▶ _What this task involves_: Every line that includes the word "scan" is to be listed.

(Dataset entries)

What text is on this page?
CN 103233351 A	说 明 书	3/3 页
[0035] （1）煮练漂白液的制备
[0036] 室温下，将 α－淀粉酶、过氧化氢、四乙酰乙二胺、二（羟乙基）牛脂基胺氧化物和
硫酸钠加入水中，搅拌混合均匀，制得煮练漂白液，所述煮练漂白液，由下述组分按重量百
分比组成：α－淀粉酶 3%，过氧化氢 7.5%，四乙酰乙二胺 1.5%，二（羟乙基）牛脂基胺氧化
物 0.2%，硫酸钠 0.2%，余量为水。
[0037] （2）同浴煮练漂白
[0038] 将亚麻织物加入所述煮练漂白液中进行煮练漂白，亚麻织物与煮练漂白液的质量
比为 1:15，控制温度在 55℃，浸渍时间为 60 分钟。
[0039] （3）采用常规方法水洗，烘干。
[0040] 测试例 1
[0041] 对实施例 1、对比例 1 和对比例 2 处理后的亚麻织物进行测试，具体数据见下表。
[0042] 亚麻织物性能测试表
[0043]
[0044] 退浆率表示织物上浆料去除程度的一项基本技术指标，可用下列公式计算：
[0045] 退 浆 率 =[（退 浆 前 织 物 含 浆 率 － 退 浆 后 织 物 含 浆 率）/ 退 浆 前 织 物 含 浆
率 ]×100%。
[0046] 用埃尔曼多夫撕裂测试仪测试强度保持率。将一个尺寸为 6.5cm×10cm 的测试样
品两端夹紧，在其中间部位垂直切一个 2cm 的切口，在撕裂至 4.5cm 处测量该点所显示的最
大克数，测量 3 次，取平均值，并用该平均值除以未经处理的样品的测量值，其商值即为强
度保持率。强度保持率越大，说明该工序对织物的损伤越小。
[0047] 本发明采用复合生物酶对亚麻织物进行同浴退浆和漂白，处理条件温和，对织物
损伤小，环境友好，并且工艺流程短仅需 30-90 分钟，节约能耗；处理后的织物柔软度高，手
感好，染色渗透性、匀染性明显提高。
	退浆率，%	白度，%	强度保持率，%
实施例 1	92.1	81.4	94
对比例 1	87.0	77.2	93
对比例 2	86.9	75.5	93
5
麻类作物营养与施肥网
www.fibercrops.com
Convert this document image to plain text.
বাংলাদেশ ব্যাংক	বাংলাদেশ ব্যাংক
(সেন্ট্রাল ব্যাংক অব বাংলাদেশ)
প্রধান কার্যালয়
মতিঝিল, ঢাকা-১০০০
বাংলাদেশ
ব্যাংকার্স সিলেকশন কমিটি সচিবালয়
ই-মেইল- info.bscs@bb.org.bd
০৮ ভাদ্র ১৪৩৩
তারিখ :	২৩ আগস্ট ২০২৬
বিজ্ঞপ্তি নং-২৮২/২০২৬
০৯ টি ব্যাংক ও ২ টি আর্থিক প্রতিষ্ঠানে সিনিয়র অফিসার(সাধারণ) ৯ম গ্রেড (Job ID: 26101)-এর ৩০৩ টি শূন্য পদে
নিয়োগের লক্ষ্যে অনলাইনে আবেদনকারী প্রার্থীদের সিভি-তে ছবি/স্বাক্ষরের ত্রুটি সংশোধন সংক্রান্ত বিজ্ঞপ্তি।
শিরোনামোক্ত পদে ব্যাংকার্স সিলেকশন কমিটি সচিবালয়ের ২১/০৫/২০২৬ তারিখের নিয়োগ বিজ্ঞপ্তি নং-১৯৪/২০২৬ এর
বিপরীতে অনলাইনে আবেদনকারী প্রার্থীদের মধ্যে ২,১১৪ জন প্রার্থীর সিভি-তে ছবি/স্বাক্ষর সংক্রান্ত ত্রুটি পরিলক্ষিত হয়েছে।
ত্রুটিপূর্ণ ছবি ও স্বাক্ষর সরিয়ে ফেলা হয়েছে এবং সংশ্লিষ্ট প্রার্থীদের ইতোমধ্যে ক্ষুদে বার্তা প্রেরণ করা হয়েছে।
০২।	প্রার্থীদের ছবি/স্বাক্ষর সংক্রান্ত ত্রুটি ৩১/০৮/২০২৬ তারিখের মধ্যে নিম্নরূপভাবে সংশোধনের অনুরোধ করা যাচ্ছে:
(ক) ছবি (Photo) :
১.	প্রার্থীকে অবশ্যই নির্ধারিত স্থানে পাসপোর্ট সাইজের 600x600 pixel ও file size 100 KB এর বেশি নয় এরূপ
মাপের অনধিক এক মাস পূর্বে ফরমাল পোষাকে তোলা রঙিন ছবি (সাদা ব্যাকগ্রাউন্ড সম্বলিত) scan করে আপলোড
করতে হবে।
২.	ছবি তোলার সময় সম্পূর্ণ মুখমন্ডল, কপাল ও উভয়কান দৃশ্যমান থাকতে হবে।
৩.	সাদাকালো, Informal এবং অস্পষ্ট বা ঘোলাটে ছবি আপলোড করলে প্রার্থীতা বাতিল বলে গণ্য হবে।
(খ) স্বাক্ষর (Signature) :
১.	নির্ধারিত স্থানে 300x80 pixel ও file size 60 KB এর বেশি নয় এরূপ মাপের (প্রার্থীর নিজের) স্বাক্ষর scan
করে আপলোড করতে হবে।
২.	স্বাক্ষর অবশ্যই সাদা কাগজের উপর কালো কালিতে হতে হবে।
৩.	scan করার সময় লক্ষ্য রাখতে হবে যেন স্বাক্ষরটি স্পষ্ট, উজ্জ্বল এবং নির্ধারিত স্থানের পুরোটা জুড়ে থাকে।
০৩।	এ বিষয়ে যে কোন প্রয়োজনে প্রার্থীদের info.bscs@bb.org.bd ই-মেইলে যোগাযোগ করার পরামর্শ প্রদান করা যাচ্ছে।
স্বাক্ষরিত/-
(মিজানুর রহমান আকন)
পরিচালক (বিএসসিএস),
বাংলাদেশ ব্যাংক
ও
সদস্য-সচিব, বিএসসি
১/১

▶ _Solved exercise_:
মাপের অনধিক এক মাস পূর্বে ফরমাল পোষাকে তোলা রঙিন ছবি (সাদা ব্যাকগ্রাউন্ড সম্বলিত) scan করে আপলোড
১.	নির্ধারিত স্থানে 300x80 pixel ও file size 60 KB এর বেশি নয় এরূপ মাপের (প্রার্থীর নিজের) স্বাক্ষর scan
৩.	scan করার সময় লক্ষ্য রাখতে হবে যেন স্বাক্ষরটি স্পষ্ট, উজ্জ্বল এবং নির্ধারিত স্থানের পুরোটা জুড়ে থাকে।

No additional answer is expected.